-- START OF SOURCE DATA --

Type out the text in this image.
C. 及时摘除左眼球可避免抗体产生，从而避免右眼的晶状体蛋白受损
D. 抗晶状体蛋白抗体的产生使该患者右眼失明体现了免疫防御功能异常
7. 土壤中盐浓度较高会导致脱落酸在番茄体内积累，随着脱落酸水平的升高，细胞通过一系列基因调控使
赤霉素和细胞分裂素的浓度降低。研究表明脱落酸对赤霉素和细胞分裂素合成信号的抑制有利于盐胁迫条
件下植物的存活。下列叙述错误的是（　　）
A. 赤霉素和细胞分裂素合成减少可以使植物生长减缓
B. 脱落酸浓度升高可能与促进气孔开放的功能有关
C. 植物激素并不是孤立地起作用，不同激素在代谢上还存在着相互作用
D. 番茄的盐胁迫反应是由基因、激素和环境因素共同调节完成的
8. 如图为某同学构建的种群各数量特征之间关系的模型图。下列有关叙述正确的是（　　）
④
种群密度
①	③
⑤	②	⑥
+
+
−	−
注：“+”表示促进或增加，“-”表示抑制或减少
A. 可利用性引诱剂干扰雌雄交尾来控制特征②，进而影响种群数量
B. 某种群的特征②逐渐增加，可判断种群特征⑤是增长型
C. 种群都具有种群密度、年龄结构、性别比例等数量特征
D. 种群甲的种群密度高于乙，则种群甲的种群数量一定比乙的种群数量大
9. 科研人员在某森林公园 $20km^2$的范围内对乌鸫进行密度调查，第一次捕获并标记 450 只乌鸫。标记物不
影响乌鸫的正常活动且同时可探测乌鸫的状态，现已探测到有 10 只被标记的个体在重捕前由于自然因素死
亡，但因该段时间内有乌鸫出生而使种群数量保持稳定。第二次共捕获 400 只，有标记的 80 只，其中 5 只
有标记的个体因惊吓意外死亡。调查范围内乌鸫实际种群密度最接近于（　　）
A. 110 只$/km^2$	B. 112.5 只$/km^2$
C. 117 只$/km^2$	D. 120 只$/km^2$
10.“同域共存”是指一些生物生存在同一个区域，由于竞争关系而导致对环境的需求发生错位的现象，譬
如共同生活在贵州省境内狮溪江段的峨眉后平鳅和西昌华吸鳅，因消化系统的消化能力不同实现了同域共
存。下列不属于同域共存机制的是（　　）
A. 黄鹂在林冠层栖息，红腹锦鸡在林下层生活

-- END OF SOURCE DATA --

GIVEN TASK
Reproduce all the records precisely.

SOLUTION TO THIS TASK
Type out the text in this image.
C. 及时摘除左眼球可避免抗体产生，从而避免右眼的晶状体蛋白受损
D. 抗晶状体蛋白抗体的产生使该患者右眼失明体现了免疫防御功能异常
7. 土壤中盐浓度较高会导致脱落酸在番茄体内积累，随着脱落酸水平的升高，细胞通过一系列基因调控使
赤霉素和细胞分裂素的浓度降低。研究表明脱落酸对赤霉素和细胞分裂素合成信号的抑制有利于盐胁迫条
件下植物的存活。下列叙述错误的是（　　）
A. 赤霉素和细胞分裂素合成减少可以使植物生长减缓
B. 脱落酸浓度升高可能与促进气孔开放的功能有关
C. 植物激素并不是孤立地起作用，不同激素在代谢上还存在着相互作用
D. 番茄的盐胁迫反应是由基因、激素和环境因素共同调节完成的
8. 如图为某同学构建的种群各数量特征之间关系的模型图。下列有关叙述正确的是（　　）
④
种群密度
①	③
⑤	②	⑥
+
+
−	−
注：“+”表示促进或增加，“-”表示抑制或减少
A. 可利用性引诱剂干扰雌雄交尾来控制特征②，进而影响种群数量
B. 某种群的特征②逐渐增加，可判断种群特征⑤是增长型
C. 种群都具有种群密度、年龄结构、性别比例等数量特征
D. 种群甲的种群密度高于乙，则种群甲的种群数量一定比乙的种群数量大
9. 科研人员在某森林公园 $20km^2$的范围内对乌鸫进行密度调查，第一次捕获并标记 450 只乌鸫。标记物不
影响乌鸫的正常活动且同时可探测乌鸫的状态，现已探测到有 10 只被标记的个体在重捕前由于自然因素死
亡，但因该段时间内有乌鸫出生而使种群数量保持稳定。第二次共捕获 400 只，有标记的 80 只，其中 5 只
有标记的个体因惊吓意外死亡。调查范围内乌鸫实际种群密度最接近于（　　）
A. 110 只$/km^2$	B. 112.5 只$/km^2$
C. 117 只$/km^2$	D. 120 只$/km^2$
10.“同域共存”是指一些生物生存在同一个区域，由于竞争关系而导致对环境的需求发生错位的现象，譬
如共同生活在贵州省境内狮溪江段的峨眉后平鳅和西昌华吸鳅，因消化系统的消化能力不同实现了同域共
存。下列不属于同域共存机制的是（　　）
A. 黄鹂在林冠层栖息，红腹锦鸡在林下层生活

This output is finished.